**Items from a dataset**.
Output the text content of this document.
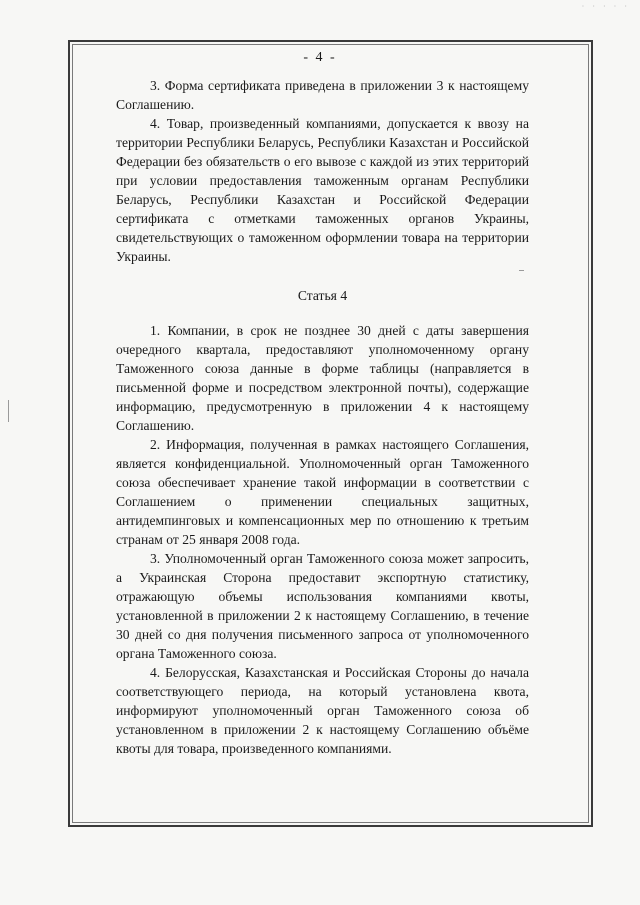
· · · · ·
- 4 -

3. Форма сертификата приведена в приложении 3 к настоящему Соглашению.

4. Товар, произведенный компаниями, допускается к ввозу на территории Республики Беларусь, Республики Казахстан и Российской Федерации без обязательств о его вывозе с каждой из этих территорий при условии предоставления таможенным органам Республики Беларусь, Республики Казахстан и Российской Федерации сертификата с отметками таможенных органов Украины, свидетельствующих о таможенном оформлении товара на территории Украины.

Статья 4

1. Компании, в срок не позднее 30 дней с даты завершения очередного квартала, предоставляют уполномоченному органу Таможенного союза данные в форме таблицы (направляется в письменной форме и посредством электронной почты), содержащие информацию, предусмотренную в приложении 4 к настоящему Соглашению.

2. Информация, полученная в рамках настоящего Соглашения, является конфиденциальной. Уполномоченный орган Таможенного союза обеспечивает хранение такой информации в соответствии с Соглашением о применении специальных защитных, антидемпинговых и компенсационных мер по отношению к третьим странам от 25 января 2008 года.

3. Уполномоченный орган Таможенного союза может запросить, а Украинская Сторона предоставит экспортную статистику, отражающую объемы использования компаниями квоты, установленной в приложении 2 к настоящему Соглашению, в течение 30 дней со дня получения письменного запроса от уполномоченного органа Таможенного союза.

4. Белорусская, Казахстанская и Российская Стороны до начала соответствующего периода, на который установлена квота, информируют уполномоченный орган Таможенного союза об установленном в приложении 2 к настоящему Соглашению объёме квоты для товара, произведенного компаниями.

**Stated goal**. Out of the material above, gather each line where "приложении" appears.

**Complete output**.
3. Форма сертификата приведена в приложении 3 к настоящему Соглашению.
1. Компании, в срок не позднее 30 дней с даты завершения очередного квартала, предоставляют уполномоченному органу Таможенного союза данные в форме таблицы (направляется в письменной форме и посредством электронной почты), содержащие информацию, предусмотренную в приложении 4 к настоящему Соглашению.
3. Уполномоченный орган Таможенного союза может запросить, а Украинская Сторона предоставит экспортную статистику, отражающую объемы использования компаниями квоты, установленной в приложении 2 к настоящему Соглашению, в течение 30 дней со дня получения письменного запроса от уполномоченного органа Таможенного союза.
4. Белорусская, Казахстанская и Российская Стороны до начала соответствующего периода, на который установлена квота, информируют уполномоченный орган Таможенного союза об установленном в приложении 2 к настоящему Соглашению объёме квоты для товара, произведенного компаниями.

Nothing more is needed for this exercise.